■ **YOUR GOAL**
Copy out the data exactly, leaving the pictures behind.

■ **RECORDS FOR THIS TASK**
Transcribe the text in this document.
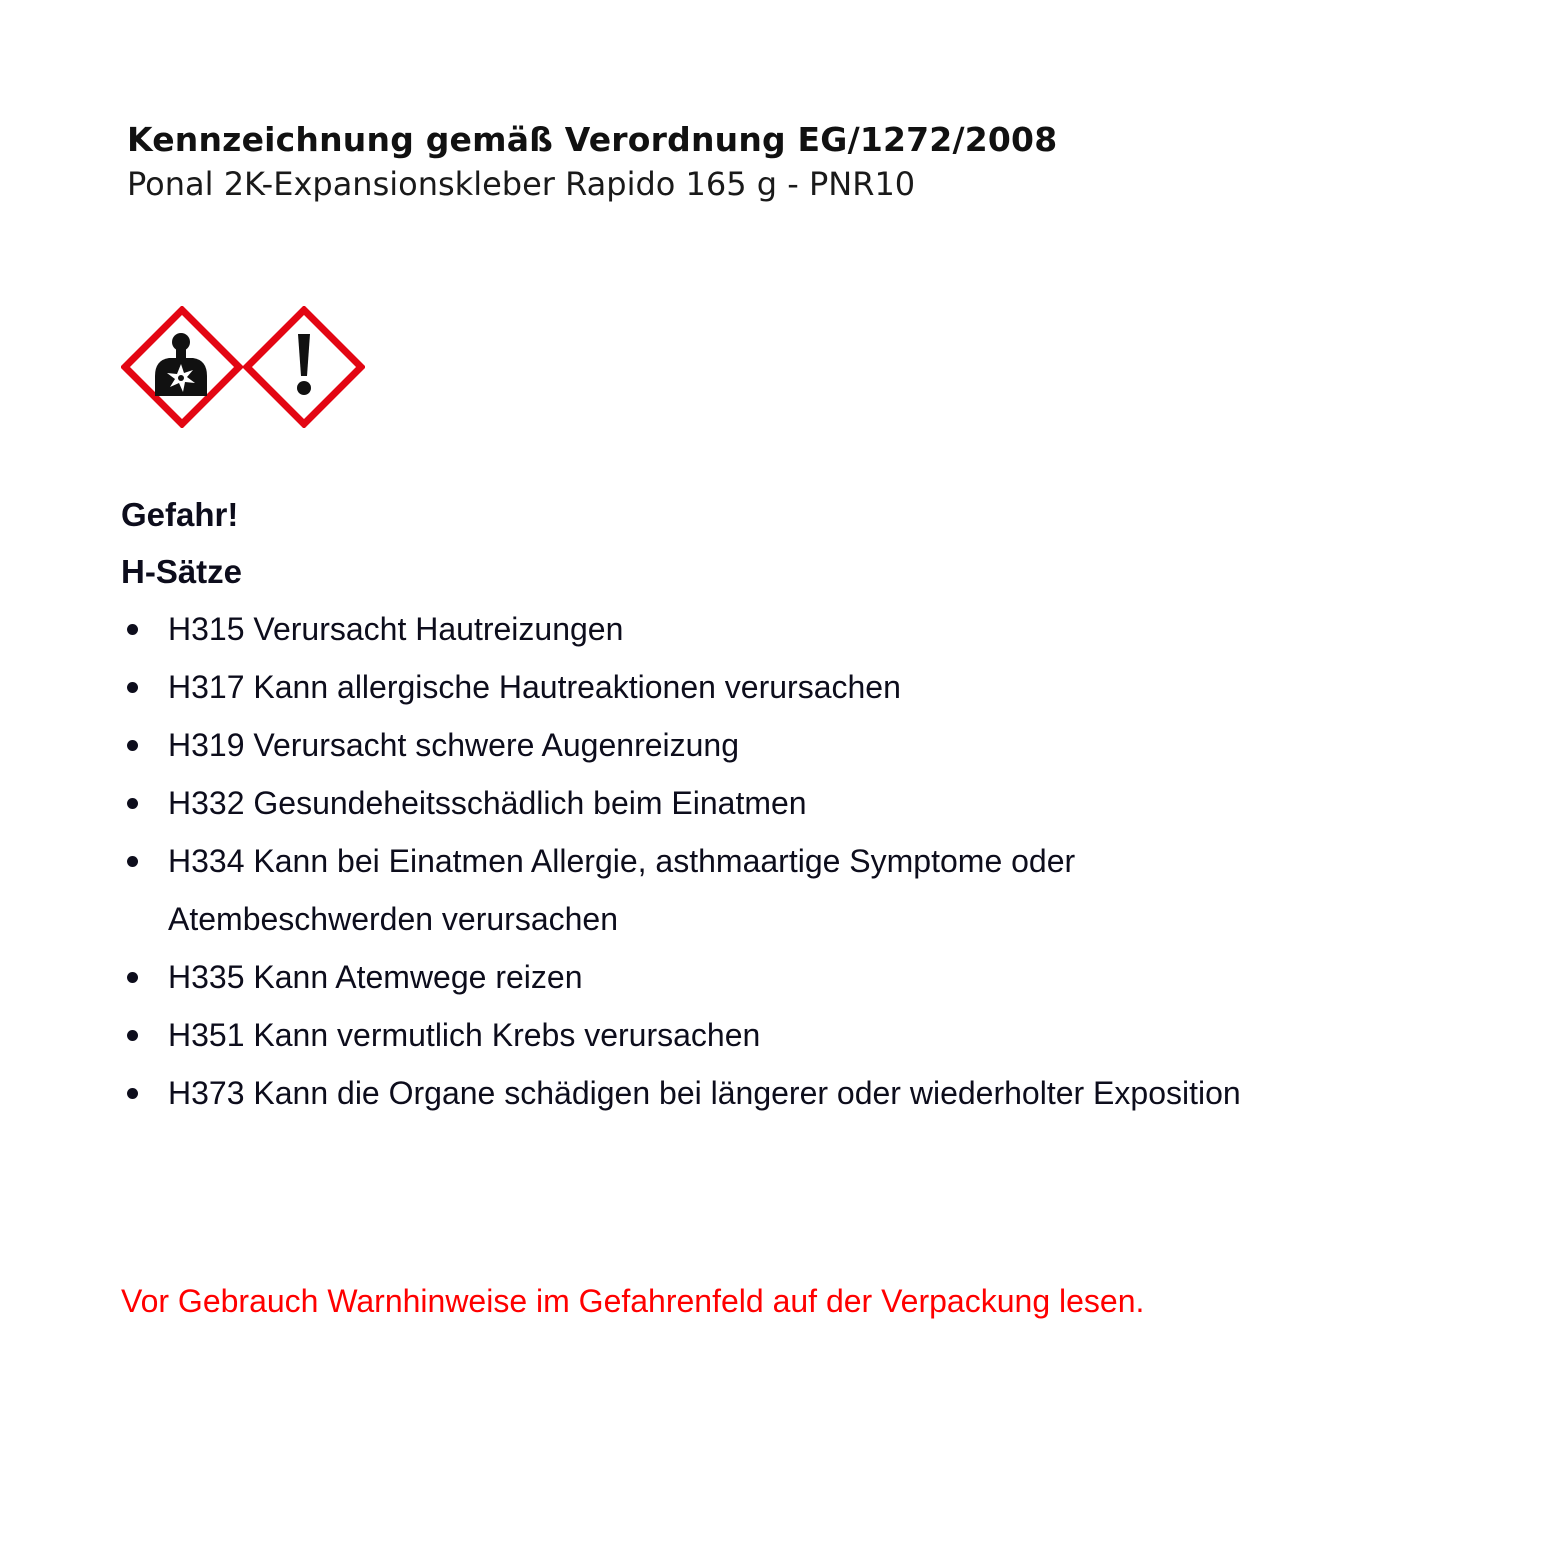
Kennzeichnung gemäß Verordnung EG/1272/2008
Ponal 2K-Expansionskleber Rapido 165 g - PNR10
Gefahr!
H-Sätze
H315 Verursacht Hautreizungen
H317 Kann allergische Hautreaktionen verursachen
H319 Verursacht schwere Augenreizung
H332 Gesundeheitsschädlich beim Einatmen
H334 Kann bei Einatmen Allergie, asthmaartige Symptome oder Atembeschwerden verursachen
H335 Kann Atemwege reizen
H351 Kann vermutlich Krebs verursachen
H373 Kann die Organe schädigen bei längerer oder wiederholter Exposition
Vor Gebrauch Warnhinweise im Gefahrenfeld auf der Verpackung lesen.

■ **WRITTEN SOLUTION**
Transcribe the text in this document.
Kennzeichnung gemäß Verordnung EG/1272/2008
Ponal 2K-Expansionskleber Rapido 165 g - PNR10
Gefahr!
H-Sätze
H315 Verursacht Hautreizungen
H317 Kann allergische Hautreaktionen verursachen
H319 Verursacht schwere Augenreizung
H332 Gesundeheitsschädlich beim Einatmen
H334 Kann bei Einatmen Allergie, asthmaartige Symptome oder Atembeschwerden verursachen
H335 Kann Atemwege reizen
H351 Kann vermutlich Krebs verursachen
H373 Kann die Organe schädigen bei längerer oder wiederholter Exposition
Vor Gebrauch Warnhinweise im Gefahrenfeld auf der Verpackung lesen.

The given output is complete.